*Texte étudié*.
········

A l’image de Tony Gatlif qui vient, avec Liberté, d’évoquer le massacre de centaines de milliers de Roms par les nazis, Roselyne Bosch retrace à son tour un épisode noir de l’histoire de France dans La rafle. Celle, tragiquement célèbre, du Vél’ d’Hiv, en été 1942. Elle fut menée avec la collaboration de la police française, les Allemands exigeant du gouvernement pétainiste la déportation de 40?000 juifs.
Nous sommes en juin dans un Paris occupé par les Allemands. Les juifs sont forcés de porter l’étoile jaune. Comme le jeune Joseph et sa famille, qui tentent de vivre plus ou moins normalement dans le quartier de Montmartre, souvent en butte au mépris des voisins. Mais Joseph et ses potes s’en accommodent. Jusqu’à cette nuit fatale du 15 au 16 juillet où tout bascule.
Un remarquable souci d’exactitude
En compagnie de 13?000 autres «raflés», dont 4000 enfants, ils se retrouvent au Vél’ d’Hiv, prévu pour accueillir courses cyclistes et autres combats de boxe. Entassés comme du bétail, ils vont vivre pendant quelques jours dans d’effrayantes conditions d’hygiène, manquant de soins, d’eau et de nourriture.

········

*Travail demandé*. Rédigez la suite du texte étudié sur le film La rafle, en partant de sa dernière phrase. La liste qui suit constitue un matériau indépendant du texte étudié.

········

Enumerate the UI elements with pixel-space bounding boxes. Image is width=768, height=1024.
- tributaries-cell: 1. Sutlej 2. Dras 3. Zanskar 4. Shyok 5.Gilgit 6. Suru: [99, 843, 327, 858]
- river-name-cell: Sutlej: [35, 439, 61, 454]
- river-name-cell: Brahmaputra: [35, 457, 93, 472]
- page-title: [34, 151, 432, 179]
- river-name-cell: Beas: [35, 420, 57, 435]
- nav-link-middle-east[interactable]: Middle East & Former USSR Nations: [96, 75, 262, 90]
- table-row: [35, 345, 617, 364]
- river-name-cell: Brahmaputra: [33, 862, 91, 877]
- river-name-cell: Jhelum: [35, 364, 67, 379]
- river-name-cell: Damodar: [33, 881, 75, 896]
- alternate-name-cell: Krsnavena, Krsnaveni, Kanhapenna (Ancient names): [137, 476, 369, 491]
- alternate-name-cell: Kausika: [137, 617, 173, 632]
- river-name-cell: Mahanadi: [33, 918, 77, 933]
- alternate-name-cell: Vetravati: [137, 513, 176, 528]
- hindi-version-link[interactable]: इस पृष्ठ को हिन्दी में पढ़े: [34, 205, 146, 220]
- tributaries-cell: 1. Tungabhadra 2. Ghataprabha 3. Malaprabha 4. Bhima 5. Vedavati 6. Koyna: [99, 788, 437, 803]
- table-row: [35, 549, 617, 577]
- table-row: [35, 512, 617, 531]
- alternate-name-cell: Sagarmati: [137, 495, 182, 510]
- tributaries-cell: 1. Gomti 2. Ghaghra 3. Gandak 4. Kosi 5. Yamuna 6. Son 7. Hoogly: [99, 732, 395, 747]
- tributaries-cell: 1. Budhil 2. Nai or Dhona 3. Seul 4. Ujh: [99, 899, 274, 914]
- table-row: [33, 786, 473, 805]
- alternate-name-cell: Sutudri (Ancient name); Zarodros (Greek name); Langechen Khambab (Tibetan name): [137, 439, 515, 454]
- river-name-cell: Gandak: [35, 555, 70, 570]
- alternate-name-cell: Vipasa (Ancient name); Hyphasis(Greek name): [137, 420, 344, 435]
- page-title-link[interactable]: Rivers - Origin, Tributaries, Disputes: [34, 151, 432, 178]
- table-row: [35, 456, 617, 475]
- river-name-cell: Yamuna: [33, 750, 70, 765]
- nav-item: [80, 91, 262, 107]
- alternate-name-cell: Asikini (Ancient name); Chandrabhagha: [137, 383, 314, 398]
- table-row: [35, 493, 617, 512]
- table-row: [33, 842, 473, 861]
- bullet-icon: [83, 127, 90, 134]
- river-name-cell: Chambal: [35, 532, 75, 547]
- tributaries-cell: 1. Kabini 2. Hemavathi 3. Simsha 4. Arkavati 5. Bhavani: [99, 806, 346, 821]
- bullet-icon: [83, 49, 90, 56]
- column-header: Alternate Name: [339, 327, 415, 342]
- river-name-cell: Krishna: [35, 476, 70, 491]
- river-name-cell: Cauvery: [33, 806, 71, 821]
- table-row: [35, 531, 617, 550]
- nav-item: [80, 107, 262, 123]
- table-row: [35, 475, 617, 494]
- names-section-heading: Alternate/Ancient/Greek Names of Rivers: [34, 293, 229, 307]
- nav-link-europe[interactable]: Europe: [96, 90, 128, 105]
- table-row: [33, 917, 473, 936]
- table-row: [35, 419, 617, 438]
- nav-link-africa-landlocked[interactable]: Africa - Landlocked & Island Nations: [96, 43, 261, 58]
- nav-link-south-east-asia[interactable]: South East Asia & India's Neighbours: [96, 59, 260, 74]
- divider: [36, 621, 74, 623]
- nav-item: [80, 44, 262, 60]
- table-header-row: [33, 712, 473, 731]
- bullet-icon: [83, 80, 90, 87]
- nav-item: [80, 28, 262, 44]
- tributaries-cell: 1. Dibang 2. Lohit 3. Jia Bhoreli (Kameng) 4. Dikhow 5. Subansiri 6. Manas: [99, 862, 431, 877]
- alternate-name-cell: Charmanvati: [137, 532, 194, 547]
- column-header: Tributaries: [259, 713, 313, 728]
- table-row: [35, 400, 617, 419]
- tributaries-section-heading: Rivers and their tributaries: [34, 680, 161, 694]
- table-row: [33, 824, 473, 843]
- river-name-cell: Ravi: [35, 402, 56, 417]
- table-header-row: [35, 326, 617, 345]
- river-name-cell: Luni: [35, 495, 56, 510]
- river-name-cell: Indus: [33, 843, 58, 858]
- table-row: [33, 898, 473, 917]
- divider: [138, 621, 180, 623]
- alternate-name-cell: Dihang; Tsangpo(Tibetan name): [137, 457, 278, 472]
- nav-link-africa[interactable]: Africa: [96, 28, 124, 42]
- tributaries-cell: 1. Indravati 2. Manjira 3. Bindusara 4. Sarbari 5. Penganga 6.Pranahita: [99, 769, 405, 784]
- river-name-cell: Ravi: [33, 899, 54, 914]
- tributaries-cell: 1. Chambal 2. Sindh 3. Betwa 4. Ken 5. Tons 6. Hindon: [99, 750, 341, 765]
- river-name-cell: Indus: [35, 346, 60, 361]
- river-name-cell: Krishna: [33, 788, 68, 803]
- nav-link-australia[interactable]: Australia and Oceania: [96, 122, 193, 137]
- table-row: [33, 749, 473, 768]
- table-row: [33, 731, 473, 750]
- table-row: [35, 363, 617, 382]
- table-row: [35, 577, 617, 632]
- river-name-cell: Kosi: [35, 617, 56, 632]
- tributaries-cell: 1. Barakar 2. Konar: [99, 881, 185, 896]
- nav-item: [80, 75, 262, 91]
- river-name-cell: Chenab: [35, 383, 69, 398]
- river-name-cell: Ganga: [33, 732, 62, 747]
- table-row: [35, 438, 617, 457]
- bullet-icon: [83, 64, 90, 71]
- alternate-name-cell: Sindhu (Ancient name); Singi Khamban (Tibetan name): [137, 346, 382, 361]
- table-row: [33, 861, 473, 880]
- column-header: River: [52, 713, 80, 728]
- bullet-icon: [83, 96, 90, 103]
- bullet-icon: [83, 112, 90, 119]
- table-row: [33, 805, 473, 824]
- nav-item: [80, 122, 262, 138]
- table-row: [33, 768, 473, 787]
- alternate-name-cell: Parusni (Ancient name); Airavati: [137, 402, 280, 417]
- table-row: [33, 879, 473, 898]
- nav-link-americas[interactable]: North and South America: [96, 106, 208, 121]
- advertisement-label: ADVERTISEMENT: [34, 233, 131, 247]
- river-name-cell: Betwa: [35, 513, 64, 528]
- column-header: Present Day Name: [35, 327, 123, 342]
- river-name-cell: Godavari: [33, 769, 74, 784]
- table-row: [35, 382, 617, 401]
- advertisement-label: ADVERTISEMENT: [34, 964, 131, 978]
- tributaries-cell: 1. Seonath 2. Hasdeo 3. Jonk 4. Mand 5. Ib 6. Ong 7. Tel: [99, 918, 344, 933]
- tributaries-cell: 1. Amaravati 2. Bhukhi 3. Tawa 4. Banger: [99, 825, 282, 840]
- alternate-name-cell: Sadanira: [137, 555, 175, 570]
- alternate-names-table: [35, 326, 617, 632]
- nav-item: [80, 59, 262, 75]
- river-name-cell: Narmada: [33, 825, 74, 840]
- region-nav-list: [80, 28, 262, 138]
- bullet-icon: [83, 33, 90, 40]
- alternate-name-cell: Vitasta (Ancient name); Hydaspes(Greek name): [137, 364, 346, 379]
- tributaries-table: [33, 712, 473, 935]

········

*Réponse attendue*.
Ils seront ensuite transportés au camp de Beaune-la-Rolande, dans le Loiret, puis à Auschwitz, où presque tous périront. Seuls vingt-cinq d’entre eux auraient échappé à leur sort, dont une femme et un homme que la réalisatrice a finalement retrouvés à force d’intenses recherches. Dans un remarquable souci d’exactitude, Roselyne Bosch a passé trois ans à se documenter pour restituer les choses au plus près, qu’il s’agisse des faits, des costumes, des décors, de l’ambiance. Sans oublier la reconstitution extraordinaire du Vél’ d’Hiv et des terribles scènes qui s’y sont déroulées.
Au milieu de ce chaos, une infirmière et un médecin font preuve d’un courage exemplaire, restant avec les malheureux et tentant de leur apporter quelque réconfort. Ils sont interprétés par Mélanie Laurent et Jean Reno. Autre tête d’affiche, Gad Elmaleh, dans le rôle d’un immigré juif polonais interpellé avec les siens.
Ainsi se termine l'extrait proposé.